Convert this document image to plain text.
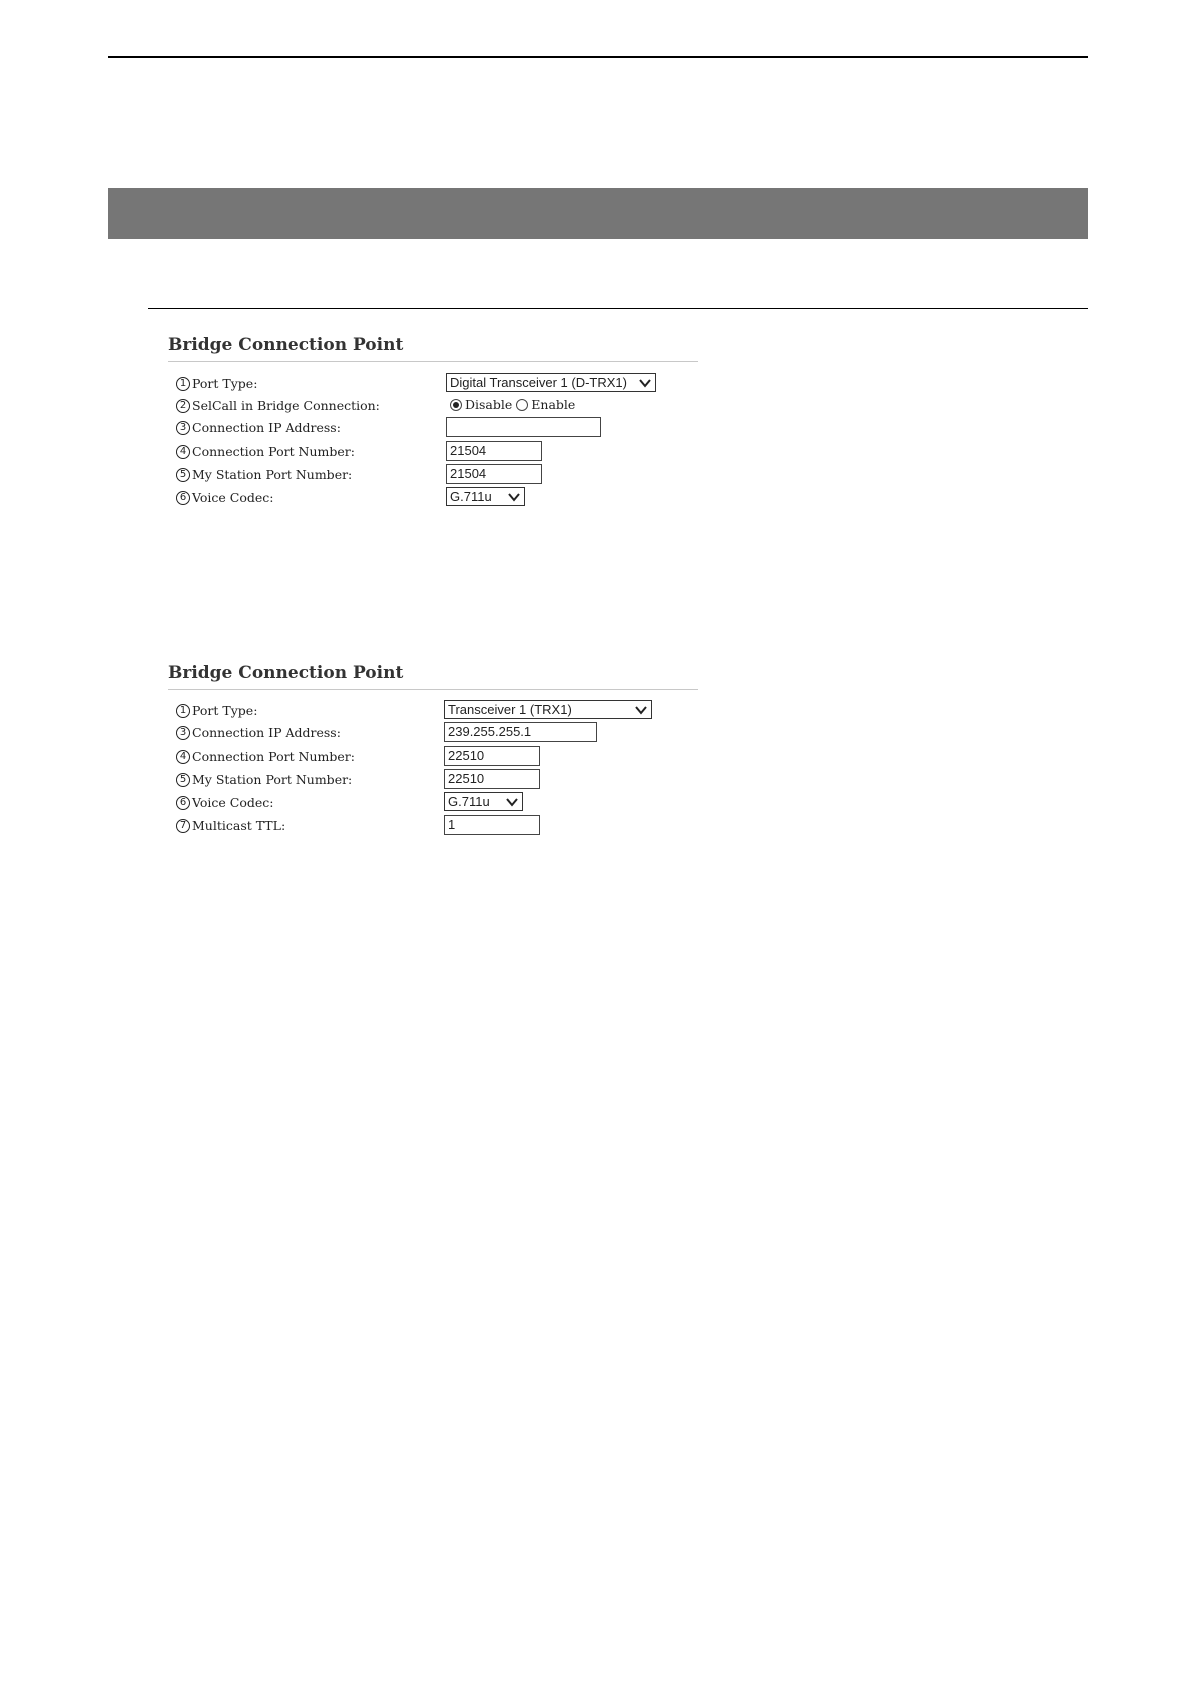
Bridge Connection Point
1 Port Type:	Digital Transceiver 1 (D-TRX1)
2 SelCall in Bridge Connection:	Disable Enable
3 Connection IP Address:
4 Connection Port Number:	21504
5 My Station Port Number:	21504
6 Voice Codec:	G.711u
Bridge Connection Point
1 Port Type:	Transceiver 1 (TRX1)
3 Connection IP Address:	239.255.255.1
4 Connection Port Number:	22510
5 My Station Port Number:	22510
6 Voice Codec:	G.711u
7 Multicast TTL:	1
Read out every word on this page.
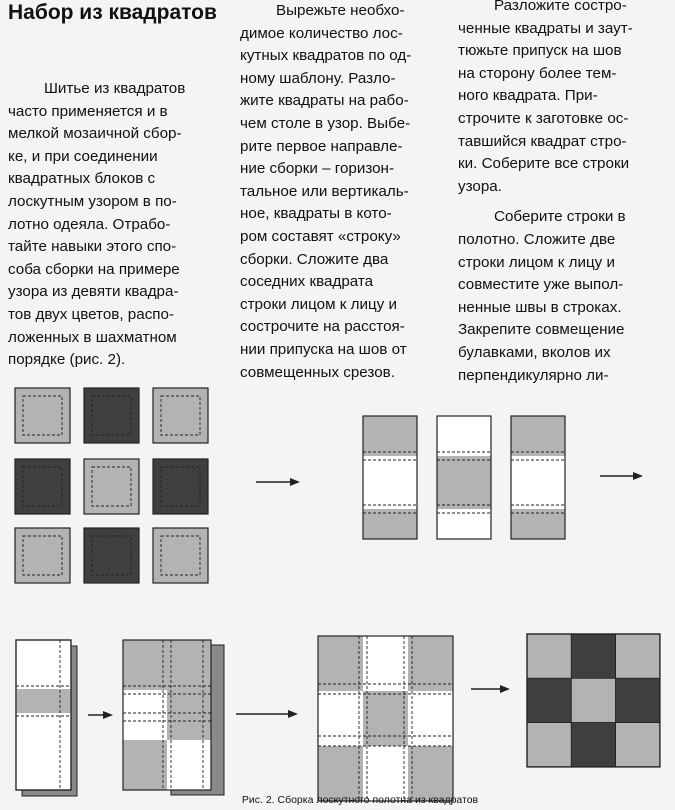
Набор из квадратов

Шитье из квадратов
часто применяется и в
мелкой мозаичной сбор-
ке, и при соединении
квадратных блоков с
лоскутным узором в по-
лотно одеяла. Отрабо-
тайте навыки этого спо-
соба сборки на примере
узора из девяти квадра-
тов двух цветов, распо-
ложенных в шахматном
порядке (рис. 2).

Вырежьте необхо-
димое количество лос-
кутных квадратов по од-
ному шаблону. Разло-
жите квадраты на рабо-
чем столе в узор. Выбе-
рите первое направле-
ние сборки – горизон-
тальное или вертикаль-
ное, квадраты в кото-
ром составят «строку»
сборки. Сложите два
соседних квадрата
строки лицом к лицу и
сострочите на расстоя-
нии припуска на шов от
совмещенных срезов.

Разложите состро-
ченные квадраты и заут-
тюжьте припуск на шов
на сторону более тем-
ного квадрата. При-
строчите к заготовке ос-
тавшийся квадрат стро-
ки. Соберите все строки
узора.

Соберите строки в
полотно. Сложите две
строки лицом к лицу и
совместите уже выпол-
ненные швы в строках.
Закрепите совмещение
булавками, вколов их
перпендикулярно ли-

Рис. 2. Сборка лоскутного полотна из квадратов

--- TASK REQUIREMENTS ---
Reproduce every record word for word. The copy must contain no pictures.

--- OUTPUT FOR THIS EXERCISE ---
Convert this document image to plain text.
Bridge Connection Point
1 Port Type:	Digital Transceiver 1 (D-TRX1)
2 SelCall in Bridge Connection:	Disable Enable
3 Connection IP Address:
4 Connection Port Number:	21504
5 My Station Port Number:	21504
6 Voice Codec:	G.711u
Bridge Connection Point
1 Port Type:	Transceiver 1 (TRX1)
3 Connection IP Address:	239.255.255.1
4 Connection Port Number:	22510
5 My Station Port Number:	22510
6 Voice Codec:	G.711u
7 Multicast TTL:	1
Read out every word on this page.
Набор из квадратов

Шитье из квадратов
часто применяется и в
мелкой мозаичной сбор-
ке, и при соединении
квадратных блоков с
лоскутным узором в по-
лотно одеяла. Отрабо-
тайте навыки этого спо-
соба сборки на примере
узора из девяти квадра-
тов двух цветов, распо-
ложенных в шахматном
порядке (рис. 2).

Вырежьте необхо-
димое количество лос-
кутных квадратов по од-
ному шаблону. Разло-
жите квадраты на рабо-
чем столе в узор. Выбе-
рите первое направле-
ние сборки – горизон-
тальное или вертикаль-
ное, квадраты в кото-
ром составят «строку»
сборки. Сложите два
соседних квадрата
строки лицом к лицу и
сострочите на расстоя-
нии припуска на шов от
совмещенных срезов.

Разложите состро-
ченные квадраты и заут-
тюжьте припуск на шов
на сторону более тем-
ного квадрата. При-
строчите к заготовке ос-
тавшийся квадрат стро-
ки. Соберите все строки
узора.

Соберите строки в
полотно. Сложите две
строки лицом к лицу и
совместите уже выпол-
ненные швы в строках.
Закрепите совмещение
булавками, вколов их
перпендикулярно ли-

Рис. 2. Сборка лоскутного полотна из квадратов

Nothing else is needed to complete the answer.